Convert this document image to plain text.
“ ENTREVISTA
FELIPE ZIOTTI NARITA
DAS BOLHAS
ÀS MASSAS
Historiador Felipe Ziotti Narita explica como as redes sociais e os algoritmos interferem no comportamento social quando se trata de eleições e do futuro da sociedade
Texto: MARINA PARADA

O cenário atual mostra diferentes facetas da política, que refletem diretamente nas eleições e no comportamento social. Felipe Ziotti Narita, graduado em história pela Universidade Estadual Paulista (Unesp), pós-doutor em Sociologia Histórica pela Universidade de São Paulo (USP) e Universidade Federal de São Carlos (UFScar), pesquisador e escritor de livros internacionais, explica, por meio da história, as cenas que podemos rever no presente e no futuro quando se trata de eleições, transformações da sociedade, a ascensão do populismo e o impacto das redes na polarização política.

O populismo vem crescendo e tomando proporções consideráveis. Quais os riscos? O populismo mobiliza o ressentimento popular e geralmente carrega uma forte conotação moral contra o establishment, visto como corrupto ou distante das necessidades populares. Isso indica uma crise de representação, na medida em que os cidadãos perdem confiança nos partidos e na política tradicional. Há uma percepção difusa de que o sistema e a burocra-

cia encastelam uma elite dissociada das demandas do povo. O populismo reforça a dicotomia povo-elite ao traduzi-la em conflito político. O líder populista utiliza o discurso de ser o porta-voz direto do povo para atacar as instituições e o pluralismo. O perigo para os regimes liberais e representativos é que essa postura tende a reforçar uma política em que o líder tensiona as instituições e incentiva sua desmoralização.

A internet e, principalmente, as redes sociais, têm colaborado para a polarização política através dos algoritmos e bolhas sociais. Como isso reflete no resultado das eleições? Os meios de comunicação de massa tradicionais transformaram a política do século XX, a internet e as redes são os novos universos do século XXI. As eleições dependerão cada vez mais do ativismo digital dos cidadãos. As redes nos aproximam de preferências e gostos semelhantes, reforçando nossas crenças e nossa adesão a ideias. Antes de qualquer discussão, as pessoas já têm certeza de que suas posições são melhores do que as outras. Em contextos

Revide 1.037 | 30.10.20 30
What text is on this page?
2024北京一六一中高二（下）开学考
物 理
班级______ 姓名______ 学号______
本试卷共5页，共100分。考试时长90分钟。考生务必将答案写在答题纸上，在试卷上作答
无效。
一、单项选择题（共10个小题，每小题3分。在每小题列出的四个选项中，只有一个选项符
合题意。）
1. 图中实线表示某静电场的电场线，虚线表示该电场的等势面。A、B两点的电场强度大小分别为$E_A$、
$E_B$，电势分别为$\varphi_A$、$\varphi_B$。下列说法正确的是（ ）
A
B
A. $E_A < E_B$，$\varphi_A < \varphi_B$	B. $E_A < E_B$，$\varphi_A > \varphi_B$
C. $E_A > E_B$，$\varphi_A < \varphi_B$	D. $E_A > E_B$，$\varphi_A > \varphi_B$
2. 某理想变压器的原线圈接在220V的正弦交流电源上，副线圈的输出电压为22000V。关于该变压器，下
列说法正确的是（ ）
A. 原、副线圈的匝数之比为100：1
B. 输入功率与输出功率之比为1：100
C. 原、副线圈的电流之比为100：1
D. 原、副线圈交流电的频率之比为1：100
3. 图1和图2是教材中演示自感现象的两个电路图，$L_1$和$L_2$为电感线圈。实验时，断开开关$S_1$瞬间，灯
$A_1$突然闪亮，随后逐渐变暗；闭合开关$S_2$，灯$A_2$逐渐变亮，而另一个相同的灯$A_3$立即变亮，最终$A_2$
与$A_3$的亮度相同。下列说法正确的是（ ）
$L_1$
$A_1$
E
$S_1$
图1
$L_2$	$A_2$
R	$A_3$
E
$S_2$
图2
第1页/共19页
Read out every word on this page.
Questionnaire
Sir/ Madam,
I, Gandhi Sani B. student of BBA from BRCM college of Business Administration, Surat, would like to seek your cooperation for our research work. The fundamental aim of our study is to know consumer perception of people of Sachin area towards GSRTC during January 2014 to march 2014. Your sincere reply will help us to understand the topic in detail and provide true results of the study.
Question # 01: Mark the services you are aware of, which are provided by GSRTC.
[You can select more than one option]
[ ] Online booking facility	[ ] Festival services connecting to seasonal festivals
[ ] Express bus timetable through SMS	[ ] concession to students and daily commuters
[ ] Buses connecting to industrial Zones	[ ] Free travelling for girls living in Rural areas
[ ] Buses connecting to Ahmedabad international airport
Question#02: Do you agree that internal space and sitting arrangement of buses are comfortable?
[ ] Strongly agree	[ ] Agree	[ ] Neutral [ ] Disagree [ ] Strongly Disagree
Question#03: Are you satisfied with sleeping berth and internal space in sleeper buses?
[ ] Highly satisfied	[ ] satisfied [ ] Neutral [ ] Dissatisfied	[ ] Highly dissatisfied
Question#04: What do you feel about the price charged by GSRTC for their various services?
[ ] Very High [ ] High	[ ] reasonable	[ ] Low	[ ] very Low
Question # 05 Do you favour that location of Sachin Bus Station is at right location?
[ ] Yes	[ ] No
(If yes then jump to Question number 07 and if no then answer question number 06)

---*---

*What to work on*.
Return all the lines that contain the string "trata".

*Task answer*.
Historiador Felipe Ziotti Narita explica como as redes sociais e os algoritmos interferem no comportamento social quando se trata de eleições e do futuro da sociedade
O cenário atual mostra diferentes facetas da política, que refletem diretamente nas eleições e no comportamento social. Felipe Ziotti Narita, graduado em história pela Universidade Estadual Paulista (Unesp), pós-doutor em Sociologia Histórica pela Universidade de São Paulo (USP) e Universidade Federal de São Carlos (UFScar), pesquisador e escritor de livros internacionais, explica, por meio da história, as cenas que podemos rever no presente e no futuro quando se trata de eleições, transformações da sociedade, a ascensão do populismo e o impacto das redes na polarização política.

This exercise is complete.